▸ **Exercise goal**: Among the entries, which lines carry the string "INÉS"? Copy each of them.

Stored records:
□ □ □ □

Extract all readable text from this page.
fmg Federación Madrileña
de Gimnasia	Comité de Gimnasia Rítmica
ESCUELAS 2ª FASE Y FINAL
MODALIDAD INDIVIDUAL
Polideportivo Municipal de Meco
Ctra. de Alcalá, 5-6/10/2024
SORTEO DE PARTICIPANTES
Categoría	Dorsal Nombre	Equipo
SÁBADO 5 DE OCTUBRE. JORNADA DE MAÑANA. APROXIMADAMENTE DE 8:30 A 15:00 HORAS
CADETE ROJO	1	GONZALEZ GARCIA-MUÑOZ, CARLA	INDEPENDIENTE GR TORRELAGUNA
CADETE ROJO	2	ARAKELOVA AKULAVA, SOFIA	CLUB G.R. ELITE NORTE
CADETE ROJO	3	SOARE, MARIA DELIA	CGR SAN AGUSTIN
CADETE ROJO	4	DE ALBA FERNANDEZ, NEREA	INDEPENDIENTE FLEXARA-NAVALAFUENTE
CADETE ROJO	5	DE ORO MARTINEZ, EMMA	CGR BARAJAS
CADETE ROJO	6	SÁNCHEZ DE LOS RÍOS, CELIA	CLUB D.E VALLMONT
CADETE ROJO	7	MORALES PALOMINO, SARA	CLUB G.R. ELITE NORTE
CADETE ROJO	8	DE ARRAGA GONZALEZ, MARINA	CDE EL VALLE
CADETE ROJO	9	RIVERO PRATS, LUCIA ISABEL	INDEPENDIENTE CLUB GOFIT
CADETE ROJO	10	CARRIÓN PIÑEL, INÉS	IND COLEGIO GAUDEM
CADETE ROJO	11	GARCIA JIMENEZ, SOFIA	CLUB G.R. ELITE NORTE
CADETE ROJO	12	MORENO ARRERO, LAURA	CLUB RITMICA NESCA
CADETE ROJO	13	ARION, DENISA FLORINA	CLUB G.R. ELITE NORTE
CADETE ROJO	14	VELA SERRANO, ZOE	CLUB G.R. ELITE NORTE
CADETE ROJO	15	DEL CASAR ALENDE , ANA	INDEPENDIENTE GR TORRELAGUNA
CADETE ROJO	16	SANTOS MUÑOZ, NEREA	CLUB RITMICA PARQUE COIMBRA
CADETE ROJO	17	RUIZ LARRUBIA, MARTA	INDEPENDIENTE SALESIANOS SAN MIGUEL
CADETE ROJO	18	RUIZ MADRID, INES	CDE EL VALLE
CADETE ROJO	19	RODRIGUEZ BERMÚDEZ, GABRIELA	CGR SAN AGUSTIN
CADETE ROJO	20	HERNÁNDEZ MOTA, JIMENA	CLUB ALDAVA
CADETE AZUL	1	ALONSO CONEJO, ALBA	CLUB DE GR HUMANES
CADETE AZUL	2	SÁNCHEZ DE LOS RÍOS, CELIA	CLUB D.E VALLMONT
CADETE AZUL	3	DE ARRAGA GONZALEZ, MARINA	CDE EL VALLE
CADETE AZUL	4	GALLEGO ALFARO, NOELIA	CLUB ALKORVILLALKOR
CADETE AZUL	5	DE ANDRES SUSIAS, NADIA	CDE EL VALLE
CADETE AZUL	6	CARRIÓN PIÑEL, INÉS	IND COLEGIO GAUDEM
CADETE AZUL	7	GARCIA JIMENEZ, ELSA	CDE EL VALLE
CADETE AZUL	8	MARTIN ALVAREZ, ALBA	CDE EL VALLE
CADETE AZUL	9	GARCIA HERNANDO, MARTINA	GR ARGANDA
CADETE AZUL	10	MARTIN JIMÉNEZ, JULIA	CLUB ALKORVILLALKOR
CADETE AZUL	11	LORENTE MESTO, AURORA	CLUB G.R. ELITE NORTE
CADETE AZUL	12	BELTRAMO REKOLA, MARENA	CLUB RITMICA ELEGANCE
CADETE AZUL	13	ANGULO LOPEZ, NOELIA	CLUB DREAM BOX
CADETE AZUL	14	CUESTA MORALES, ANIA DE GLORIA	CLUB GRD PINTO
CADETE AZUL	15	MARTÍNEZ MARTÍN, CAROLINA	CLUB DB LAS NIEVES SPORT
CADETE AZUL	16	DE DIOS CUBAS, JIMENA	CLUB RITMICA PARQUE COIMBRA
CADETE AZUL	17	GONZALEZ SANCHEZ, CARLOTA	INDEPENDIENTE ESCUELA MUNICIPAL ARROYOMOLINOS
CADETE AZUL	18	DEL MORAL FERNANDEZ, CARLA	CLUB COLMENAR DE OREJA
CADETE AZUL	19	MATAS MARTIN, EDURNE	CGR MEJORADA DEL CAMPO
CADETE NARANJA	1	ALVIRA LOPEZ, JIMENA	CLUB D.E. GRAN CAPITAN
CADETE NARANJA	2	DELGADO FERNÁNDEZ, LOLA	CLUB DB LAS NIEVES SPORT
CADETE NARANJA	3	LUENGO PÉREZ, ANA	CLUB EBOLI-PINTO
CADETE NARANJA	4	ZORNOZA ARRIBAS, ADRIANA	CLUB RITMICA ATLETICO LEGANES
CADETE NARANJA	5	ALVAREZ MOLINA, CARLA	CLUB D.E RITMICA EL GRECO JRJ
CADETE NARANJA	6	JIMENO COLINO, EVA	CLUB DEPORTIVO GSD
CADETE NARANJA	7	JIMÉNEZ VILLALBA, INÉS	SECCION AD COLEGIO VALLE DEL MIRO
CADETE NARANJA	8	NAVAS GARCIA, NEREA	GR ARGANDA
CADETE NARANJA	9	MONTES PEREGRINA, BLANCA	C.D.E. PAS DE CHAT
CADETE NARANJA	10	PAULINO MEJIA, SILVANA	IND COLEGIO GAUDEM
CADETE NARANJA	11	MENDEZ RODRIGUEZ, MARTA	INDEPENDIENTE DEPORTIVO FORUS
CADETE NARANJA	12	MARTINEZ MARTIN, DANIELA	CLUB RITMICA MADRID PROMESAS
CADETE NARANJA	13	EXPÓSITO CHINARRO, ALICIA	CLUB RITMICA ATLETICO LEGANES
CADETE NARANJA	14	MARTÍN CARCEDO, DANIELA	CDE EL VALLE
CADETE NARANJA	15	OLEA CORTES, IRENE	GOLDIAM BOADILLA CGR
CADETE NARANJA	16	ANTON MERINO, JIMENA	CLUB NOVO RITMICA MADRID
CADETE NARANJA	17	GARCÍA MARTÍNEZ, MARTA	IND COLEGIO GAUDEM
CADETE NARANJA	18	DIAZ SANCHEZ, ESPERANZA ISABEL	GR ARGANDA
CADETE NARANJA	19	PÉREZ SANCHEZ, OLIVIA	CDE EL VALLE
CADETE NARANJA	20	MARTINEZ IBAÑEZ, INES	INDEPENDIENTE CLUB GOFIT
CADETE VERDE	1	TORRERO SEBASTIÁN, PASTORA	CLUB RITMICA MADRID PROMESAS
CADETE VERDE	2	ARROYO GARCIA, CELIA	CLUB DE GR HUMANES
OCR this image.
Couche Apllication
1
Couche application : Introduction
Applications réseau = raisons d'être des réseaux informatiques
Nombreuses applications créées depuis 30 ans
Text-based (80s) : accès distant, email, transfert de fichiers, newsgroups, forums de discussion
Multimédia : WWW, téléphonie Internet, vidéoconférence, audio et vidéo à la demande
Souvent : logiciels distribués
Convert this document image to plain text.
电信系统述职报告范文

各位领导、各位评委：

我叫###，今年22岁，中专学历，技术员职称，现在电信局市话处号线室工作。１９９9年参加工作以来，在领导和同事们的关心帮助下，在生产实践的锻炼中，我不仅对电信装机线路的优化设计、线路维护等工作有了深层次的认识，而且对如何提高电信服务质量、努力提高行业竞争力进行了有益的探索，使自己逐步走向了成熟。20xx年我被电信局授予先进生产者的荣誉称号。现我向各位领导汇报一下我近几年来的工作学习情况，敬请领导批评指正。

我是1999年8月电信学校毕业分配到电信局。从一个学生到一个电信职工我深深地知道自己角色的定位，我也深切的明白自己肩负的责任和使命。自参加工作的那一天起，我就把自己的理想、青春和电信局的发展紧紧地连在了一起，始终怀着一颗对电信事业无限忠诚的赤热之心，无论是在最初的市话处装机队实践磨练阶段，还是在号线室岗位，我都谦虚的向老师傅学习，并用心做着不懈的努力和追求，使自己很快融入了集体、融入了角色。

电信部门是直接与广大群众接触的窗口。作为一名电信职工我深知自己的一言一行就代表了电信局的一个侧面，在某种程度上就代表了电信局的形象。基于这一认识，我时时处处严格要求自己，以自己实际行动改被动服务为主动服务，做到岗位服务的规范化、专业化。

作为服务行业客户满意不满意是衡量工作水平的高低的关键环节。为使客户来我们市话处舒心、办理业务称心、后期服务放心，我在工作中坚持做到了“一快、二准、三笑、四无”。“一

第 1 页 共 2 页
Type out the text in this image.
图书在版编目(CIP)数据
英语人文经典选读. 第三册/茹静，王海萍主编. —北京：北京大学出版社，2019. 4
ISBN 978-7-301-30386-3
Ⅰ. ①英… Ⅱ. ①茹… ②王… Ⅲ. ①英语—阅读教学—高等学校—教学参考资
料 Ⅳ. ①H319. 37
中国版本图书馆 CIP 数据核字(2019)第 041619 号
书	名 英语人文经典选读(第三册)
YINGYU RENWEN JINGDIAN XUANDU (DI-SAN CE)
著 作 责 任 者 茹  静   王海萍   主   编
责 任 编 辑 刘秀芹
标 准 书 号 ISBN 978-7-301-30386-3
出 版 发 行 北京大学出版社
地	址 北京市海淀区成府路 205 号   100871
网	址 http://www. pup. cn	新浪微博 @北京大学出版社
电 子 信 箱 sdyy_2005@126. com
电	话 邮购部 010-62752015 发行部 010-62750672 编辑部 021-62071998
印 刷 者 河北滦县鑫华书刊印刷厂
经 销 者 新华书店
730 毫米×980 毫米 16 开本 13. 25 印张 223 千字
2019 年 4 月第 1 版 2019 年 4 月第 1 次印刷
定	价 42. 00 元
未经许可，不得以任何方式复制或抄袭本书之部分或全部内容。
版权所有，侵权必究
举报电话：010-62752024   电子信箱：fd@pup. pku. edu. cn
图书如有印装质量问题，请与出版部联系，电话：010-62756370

□ □ □ □

▸ **Full output**:
CADETE ROJO	10	CARRIÓN PIÑEL, INÉS	IND COLEGIO GAUDEM
CADETE AZUL	6	CARRIÓN PIÑEL, INÉS	IND COLEGIO GAUDEM
CADETE NARANJA	7	JIMÉNEZ VILLALBA, INÉS	SECCION AD COLEGIO VALLE DEL MIRO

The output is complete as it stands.